=== REQUEST ===
Using the entries that follow, collect the lines where the word "要求彻底干燥" appears.

=== MATERIAL PROVIDED ===
============================================================

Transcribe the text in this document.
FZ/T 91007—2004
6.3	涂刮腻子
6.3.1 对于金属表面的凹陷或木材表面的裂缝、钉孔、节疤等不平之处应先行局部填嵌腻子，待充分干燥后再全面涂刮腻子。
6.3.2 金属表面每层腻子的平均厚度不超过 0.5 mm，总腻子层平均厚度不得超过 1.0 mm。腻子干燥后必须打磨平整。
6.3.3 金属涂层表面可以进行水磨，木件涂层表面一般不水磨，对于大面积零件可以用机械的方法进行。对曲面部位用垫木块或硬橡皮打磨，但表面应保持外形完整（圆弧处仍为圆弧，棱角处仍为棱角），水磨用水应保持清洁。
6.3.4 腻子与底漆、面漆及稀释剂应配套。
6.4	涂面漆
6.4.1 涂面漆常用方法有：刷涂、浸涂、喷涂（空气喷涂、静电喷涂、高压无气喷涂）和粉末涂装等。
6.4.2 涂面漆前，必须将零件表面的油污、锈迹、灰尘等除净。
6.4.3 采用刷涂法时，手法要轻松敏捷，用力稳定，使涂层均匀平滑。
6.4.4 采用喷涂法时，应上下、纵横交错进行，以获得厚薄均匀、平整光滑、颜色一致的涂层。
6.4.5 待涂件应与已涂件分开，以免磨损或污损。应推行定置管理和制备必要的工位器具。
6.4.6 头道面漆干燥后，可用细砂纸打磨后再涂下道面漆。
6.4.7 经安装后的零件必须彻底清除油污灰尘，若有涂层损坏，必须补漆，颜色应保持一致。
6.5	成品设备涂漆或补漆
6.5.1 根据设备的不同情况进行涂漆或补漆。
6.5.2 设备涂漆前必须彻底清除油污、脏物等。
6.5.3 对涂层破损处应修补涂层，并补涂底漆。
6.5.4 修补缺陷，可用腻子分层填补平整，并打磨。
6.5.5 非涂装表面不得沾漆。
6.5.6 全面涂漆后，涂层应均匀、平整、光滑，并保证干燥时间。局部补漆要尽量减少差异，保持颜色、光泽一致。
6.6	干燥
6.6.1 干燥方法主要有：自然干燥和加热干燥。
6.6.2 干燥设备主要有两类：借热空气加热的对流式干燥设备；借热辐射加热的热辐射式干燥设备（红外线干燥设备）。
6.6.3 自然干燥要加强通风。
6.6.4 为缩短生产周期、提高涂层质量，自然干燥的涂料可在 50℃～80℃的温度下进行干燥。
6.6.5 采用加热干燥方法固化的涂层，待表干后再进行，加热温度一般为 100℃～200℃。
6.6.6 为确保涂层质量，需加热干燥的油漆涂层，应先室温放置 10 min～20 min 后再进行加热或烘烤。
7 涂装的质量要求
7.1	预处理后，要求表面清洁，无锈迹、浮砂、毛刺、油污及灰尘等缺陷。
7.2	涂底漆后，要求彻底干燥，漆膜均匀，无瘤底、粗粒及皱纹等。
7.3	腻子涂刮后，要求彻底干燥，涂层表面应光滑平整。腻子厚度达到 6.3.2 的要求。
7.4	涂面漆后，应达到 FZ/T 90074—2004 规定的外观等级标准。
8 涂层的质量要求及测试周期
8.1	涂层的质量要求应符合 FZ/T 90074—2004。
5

============================================================

=== FINAL ANSWER ===
7.2	涂底漆后，要求彻底干燥，漆膜均匀，无瘤底、粗粒及皱纹等。
7.3	腻子涂刮后，要求彻底干燥，涂层表面应光滑平整。腻子厚度达到 6.3.2 的要求。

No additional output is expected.